[Extracted data]
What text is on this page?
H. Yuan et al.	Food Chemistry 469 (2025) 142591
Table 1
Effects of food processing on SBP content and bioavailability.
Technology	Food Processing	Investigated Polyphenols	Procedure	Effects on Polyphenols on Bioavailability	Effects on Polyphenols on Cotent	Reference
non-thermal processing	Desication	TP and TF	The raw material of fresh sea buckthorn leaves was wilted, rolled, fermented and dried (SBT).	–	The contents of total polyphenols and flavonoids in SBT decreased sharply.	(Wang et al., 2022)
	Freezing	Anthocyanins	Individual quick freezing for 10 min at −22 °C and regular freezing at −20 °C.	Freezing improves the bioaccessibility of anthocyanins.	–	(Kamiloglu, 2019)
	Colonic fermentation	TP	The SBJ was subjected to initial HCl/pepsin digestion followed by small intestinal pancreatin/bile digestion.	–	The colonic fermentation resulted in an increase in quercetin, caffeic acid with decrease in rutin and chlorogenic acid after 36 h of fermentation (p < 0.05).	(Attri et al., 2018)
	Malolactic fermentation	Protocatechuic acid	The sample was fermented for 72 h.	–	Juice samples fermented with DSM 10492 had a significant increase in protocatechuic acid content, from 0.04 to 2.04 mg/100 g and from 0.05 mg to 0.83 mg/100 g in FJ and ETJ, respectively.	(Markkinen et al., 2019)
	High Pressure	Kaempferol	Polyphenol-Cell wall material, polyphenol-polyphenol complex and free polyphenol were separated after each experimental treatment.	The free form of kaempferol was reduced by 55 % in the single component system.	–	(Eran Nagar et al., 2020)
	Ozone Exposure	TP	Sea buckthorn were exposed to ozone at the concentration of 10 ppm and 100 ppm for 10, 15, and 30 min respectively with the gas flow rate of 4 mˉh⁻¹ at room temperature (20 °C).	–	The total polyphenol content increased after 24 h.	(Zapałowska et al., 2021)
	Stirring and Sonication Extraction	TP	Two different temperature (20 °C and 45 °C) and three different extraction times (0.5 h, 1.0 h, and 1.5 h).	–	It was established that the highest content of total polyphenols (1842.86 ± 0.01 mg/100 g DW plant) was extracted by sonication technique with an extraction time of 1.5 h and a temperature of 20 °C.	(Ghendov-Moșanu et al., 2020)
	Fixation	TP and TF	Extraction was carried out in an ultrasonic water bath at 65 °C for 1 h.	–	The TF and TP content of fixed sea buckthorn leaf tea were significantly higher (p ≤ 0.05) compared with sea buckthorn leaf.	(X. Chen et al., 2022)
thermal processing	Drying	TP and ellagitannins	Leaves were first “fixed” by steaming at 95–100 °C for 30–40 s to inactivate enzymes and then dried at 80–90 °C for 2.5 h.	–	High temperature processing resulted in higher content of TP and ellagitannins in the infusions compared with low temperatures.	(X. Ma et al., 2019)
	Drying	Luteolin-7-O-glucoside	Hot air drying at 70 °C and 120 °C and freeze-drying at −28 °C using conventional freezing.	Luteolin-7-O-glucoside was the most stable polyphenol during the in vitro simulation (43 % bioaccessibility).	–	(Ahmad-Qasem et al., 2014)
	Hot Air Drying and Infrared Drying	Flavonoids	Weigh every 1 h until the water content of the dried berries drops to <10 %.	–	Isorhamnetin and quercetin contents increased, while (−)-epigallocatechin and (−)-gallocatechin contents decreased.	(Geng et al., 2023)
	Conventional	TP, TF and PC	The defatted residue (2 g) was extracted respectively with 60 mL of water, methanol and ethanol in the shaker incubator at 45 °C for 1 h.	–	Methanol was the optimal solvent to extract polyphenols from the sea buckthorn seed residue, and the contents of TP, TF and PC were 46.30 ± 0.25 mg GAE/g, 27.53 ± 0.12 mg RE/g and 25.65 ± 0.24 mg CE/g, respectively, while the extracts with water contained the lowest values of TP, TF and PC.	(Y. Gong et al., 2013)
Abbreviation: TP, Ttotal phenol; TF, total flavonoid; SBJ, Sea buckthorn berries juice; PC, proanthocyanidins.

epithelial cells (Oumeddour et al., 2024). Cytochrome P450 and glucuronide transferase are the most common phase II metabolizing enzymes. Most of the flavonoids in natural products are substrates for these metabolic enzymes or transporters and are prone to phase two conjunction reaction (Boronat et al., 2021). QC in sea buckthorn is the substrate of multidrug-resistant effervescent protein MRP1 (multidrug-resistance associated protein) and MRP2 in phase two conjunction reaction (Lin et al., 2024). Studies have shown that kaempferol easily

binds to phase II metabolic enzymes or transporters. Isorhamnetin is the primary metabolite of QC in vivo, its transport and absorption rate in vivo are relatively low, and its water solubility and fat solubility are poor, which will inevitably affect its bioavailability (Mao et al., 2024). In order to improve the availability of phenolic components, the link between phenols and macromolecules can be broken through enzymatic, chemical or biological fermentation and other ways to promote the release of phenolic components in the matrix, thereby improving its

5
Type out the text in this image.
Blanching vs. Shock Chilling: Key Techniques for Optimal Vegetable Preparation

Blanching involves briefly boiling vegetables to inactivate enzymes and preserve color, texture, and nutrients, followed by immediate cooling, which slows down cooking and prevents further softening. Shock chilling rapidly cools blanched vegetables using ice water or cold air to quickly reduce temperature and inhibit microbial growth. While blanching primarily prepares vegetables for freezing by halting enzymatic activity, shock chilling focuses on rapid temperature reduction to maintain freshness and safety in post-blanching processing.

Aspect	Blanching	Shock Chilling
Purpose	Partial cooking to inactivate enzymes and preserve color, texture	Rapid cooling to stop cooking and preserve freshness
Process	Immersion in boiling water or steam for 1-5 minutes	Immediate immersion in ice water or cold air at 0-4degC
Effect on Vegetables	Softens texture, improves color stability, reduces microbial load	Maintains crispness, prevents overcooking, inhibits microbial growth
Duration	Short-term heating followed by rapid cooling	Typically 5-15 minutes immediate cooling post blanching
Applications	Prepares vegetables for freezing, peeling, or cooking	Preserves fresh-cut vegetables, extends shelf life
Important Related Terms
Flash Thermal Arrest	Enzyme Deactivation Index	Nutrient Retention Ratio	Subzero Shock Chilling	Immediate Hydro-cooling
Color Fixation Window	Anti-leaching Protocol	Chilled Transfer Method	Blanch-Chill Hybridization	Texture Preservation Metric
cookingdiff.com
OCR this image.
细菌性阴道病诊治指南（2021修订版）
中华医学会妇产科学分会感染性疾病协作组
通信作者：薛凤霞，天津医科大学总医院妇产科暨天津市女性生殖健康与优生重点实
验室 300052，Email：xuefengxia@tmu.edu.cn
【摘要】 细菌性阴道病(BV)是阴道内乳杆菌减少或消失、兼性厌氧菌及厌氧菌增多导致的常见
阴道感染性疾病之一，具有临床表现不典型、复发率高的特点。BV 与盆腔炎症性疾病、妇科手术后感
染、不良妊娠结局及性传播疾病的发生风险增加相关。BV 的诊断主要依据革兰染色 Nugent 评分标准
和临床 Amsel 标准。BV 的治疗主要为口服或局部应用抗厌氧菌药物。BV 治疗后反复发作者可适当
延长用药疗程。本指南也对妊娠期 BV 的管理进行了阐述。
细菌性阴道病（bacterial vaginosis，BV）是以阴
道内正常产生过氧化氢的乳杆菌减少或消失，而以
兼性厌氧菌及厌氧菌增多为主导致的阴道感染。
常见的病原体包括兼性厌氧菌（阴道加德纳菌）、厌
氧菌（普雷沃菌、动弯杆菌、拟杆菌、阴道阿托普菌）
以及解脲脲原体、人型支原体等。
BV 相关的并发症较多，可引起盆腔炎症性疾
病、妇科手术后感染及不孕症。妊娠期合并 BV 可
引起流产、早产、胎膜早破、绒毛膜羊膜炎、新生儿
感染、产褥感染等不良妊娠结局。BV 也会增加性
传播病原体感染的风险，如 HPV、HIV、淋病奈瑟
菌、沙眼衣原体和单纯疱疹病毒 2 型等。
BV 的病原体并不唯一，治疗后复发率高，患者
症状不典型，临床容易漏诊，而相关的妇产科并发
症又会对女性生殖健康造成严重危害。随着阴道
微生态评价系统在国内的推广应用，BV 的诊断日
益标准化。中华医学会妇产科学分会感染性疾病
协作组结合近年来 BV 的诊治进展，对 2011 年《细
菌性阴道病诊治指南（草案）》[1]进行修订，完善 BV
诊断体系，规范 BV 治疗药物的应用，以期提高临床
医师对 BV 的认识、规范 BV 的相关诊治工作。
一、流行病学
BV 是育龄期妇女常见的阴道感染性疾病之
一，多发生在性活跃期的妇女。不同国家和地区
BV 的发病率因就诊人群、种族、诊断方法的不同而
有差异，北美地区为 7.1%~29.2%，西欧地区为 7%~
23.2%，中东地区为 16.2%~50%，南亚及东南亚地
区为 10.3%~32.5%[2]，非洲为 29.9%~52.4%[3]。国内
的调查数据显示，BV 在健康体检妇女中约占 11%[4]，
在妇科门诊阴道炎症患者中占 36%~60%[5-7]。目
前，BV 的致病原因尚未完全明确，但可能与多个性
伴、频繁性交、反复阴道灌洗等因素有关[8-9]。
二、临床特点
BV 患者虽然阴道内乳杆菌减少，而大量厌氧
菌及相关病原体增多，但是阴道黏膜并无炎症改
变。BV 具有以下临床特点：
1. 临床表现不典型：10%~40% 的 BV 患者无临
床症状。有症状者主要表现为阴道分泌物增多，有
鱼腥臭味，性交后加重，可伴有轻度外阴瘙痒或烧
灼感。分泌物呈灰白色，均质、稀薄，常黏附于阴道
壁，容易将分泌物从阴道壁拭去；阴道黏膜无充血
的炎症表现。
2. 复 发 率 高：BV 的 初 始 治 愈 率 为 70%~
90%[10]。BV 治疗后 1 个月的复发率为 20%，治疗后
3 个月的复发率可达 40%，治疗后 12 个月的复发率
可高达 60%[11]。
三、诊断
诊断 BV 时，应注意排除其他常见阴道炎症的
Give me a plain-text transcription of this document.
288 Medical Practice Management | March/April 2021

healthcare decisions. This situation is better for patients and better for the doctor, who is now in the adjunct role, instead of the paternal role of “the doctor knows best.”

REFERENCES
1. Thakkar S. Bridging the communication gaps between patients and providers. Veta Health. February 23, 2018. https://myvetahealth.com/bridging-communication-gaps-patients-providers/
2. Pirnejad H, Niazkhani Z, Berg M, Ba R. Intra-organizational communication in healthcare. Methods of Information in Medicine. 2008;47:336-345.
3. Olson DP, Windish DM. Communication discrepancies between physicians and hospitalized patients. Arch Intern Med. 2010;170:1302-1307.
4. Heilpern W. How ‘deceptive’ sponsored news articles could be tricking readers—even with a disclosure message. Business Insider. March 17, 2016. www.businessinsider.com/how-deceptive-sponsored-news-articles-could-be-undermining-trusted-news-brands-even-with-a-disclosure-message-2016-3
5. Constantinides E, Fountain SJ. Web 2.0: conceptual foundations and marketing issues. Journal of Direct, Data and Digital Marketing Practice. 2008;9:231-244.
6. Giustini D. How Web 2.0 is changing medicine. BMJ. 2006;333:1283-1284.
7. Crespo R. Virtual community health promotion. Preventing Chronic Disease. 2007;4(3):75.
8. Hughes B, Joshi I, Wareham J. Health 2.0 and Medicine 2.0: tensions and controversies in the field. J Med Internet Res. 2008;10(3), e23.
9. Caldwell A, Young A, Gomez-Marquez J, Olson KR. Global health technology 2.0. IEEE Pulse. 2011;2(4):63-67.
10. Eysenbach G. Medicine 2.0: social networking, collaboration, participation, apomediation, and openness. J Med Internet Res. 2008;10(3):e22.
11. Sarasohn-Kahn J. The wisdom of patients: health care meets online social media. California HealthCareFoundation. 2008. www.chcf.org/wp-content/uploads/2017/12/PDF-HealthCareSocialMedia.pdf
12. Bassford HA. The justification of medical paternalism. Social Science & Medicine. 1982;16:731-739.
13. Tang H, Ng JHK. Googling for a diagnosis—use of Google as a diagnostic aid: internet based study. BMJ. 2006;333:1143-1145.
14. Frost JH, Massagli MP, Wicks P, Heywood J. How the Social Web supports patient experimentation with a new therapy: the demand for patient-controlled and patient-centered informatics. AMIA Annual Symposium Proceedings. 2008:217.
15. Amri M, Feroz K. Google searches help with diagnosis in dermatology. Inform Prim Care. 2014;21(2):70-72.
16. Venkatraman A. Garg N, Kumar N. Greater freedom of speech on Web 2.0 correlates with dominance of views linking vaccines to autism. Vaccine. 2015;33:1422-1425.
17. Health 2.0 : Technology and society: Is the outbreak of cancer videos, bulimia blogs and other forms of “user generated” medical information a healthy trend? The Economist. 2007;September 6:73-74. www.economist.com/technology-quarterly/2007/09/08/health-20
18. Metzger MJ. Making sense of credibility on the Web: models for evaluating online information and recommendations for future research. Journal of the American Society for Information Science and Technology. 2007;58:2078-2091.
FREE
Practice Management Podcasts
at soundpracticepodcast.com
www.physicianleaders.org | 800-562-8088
[/Extracted data]
Work to complete ▸
Among the lines above, find those holding "Effects" and copy each one.

Response to this task ▸
Effects of food processing on SBP content and bioavailability.
Technology	Food Processing	Investigated Polyphenols	Procedure	Effects on Polyphenols on Bioavailability	Effects on Polyphenols on Cotent	Reference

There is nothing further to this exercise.